## Start Extracted data

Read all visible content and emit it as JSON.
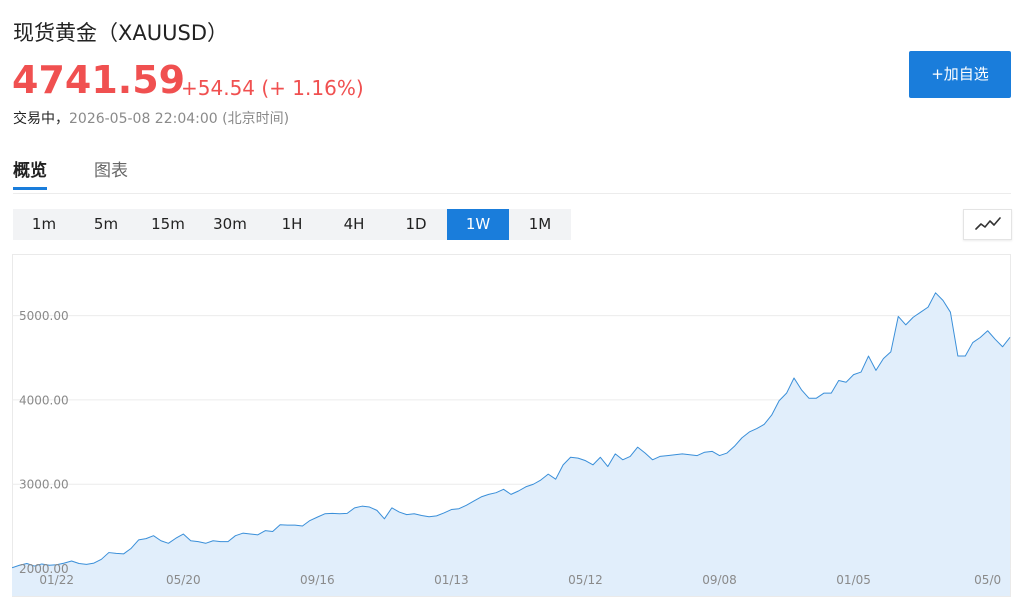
{
  "header": {
    "title": "现货黄金（XAUUSD）",
    "price": "4741.59",
    "change": "+54.54 (+ 1.16%)",
    "status_label": "交易中，",
    "timestamp": "2026-05-08 22:04:00 (北京时间)",
    "add_watchlist_label": "+加自选"
  },
  "tabs": [
    {
      "label": "概览",
      "active": true
    },
    {
      "label": "图表",
      "active": false
    }
  ],
  "intervals": [
    {
      "label": "1m",
      "active": false
    },
    {
      "label": "5m",
      "active": false
    },
    {
      "label": "15m",
      "active": false
    },
    {
      "label": "30m",
      "active": false
    },
    {
      "label": "1H",
      "active": false
    },
    {
      "label": "4H",
      "active": false
    },
    {
      "label": "1D",
      "active": false
    },
    {
      "label": "1W",
      "active": true
    },
    {
      "label": "1M",
      "active": false
    }
  ],
  "chart_type_icon": "line-chart-icon",
  "colors": {
    "accent": "#1a7ddb",
    "price_up": "#f05050",
    "line": "#3a8fd9",
    "area_fill": "#e1eefb",
    "grid": "#ececec",
    "axis_text": "#8a8a8a"
  },
  "chart_data": {
    "type": "area",
    "title": "",
    "xlabel": "",
    "ylabel": "",
    "ylim": [
      1675,
      5730
    ],
    "y_ticks": [
      "2000.00",
      "3000.00",
      "4000.00",
      "5000.00"
    ],
    "x_ticks": [
      "01/22",
      "05/20",
      "09/16",
      "01/13",
      "05/12",
      "09/08",
      "01/05",
      "05/0"
    ],
    "grid": true,
    "series": [
      {
        "name": "",
        "values": [
          2010,
          2040,
          2060,
          2030,
          2055,
          2040,
          2045,
          2065,
          2090,
          2060,
          2050,
          2065,
          2110,
          2190,
          2180,
          2175,
          2240,
          2340,
          2355,
          2390,
          2330,
          2300,
          2360,
          2410,
          2330,
          2320,
          2300,
          2330,
          2320,
          2320,
          2390,
          2420,
          2410,
          2400,
          2450,
          2440,
          2520,
          2515,
          2515,
          2505,
          2570,
          2610,
          2650,
          2655,
          2650,
          2655,
          2720,
          2740,
          2730,
          2690,
          2590,
          2720,
          2670,
          2640,
          2650,
          2630,
          2615,
          2625,
          2660,
          2700,
          2710,
          2750,
          2800,
          2850,
          2880,
          2900,
          2940,
          2880,
          2920,
          2970,
          3000,
          3050,
          3120,
          3060,
          3230,
          3320,
          3310,
          3280,
          3230,
          3320,
          3210,
          3360,
          3290,
          3330,
          3440,
          3370,
          3290,
          3330,
          3340,
          3350,
          3360,
          3350,
          3340,
          3380,
          3390,
          3340,
          3370,
          3450,
          3550,
          3620,
          3660,
          3710,
          3820,
          3990,
          4080,
          4260,
          4120,
          4020,
          4020,
          4080,
          4080,
          4230,
          4210,
          4300,
          4330,
          4520,
          4350,
          4490,
          4570,
          4990,
          4890,
          4980,
          5040,
          5100,
          5270,
          5180,
          5040,
          4520,
          4520,
          4680,
          4740,
          4820,
          4720,
          4630,
          4741.59
        ]
      }
    ],
    "x_tick_points": [
      6,
      23,
      41,
      59,
      77,
      95,
      113,
      131
    ]
  }
}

## End Extracted data

Task instructions:
Omit the pictures, and quote the material above exactly as given.

Task answer:
Read all visible content and emit it as JSON.
{
  "header": {
    "title": "现货黄金（XAUUSD）",
    "price": "4741.59",
    "change": "+54.54 (+ 1.16%)",
    "status_label": "交易中，",
    "timestamp": "2026-05-08 22:04:00 (北京时间)",
    "add_watchlist_label": "+加自选"
  },
  "tabs": [
    {
      "label": "概览",
      "active": true
    },
    {
      "label": "图表",
      "active": false
    }
  ],
  "intervals": [
    {
      "label": "1m",
      "active": false
    },
    {
      "label": "5m",
      "active": false
    },
    {
      "label": "15m",
      "active": false
    },
    {
      "label": "30m",
      "active": false
    },
    {
      "label": "1H",
      "active": false
    },
    {
      "label": "4H",
      "active": false
    },
    {
      "label": "1D",
      "active": false
    },
    {
      "label": "1W",
      "active": true
    },
    {
      "label": "1M",
      "active": false
    }
  ],
  "chart_type_icon": "line-chart-icon",
  "colors": {
    "accent": "#1a7ddb",
    "price_up": "#f05050",
    "line": "#3a8fd9",
    "area_fill": "#e1eefb",
    "grid": "#ececec",
    "axis_text": "#8a8a8a"
  },
  "chart_data": {
    "type": "area",
    "title": "",
    "xlabel": "",
    "ylabel": "",
    "ylim": [
      1675,
      5730
    ],
    "y_ticks": [
      "2000.00",
      "3000.00",
      "4000.00",
      "5000.00"
    ],
    "x_ticks": [
      "01/22",
      "05/20",
      "09/16",
      "01/13",
      "05/12",
      "09/08",
      "01/05",
      "05/0"
    ],
    "grid": true,
    "series": [
      {
        "name": "",
        "values": [
          2010,
          2040,
          2060,
          2030,
          2055,
          2040,
          2045,
          2065,
          2090,
          2060,
          2050,
          2065,
          2110,
          2190,
          2180,
          2175,
          2240,
          2340,
          2355,
          2390,
          2330,
          2300,
          2360,
          2410,
          2330,
          2320,
          2300,
          2330,
          2320,
          2320,
          2390,
          2420,
          2410,
          2400,
          2450,
          2440,
          2520,
          2515,
          2515,
          2505,
          2570,
          2610,
          2650,
          2655,
          2650,
          2655,
          2720,
          2740,
          2730,
          2690,
          2590,
          2720,
          2670,
          2640,
          2650,
          2630,
          2615,
          2625,
          2660,
          2700,
          2710,
          2750,
          2800,
          2850,
          2880,
          2900,
          2940,
          2880,
          2920,
          2970,
          3000,
          3050,
          3120,
          3060,
          3230,
          3320,
          3310,
          3280,
          3230,
          3320,
          3210,
          3360,
          3290,
          3330,
          3440,
          3370,
          3290,
          3330,
          3340,
          3350,
          3360,
          3350,
          3340,
          3380,
          3390,
          3340,
          3370,
          3450,
          3550,
          3620,
          3660,
          3710,
          3820,
          3990,
          4080,
          4260,
          4120,
          4020,
          4020,
          4080,
          4080,
          4230,
          4210,
          4300,
          4330,
          4520,
          4350,
          4490,
          4570,
          4990,
          4890,
          4980,
          5040,
          5100,
          5270,
          5180,
          5040,
          4520,
          4520,
          4680,
          4740,
          4820,
          4720,
          4630,
          4741.59
        ]
      }
    ],
    "x_tick_points": [
      6,
      23,
      41,
      59,
      77,
      95,
      113,
      131
    ]
  }
}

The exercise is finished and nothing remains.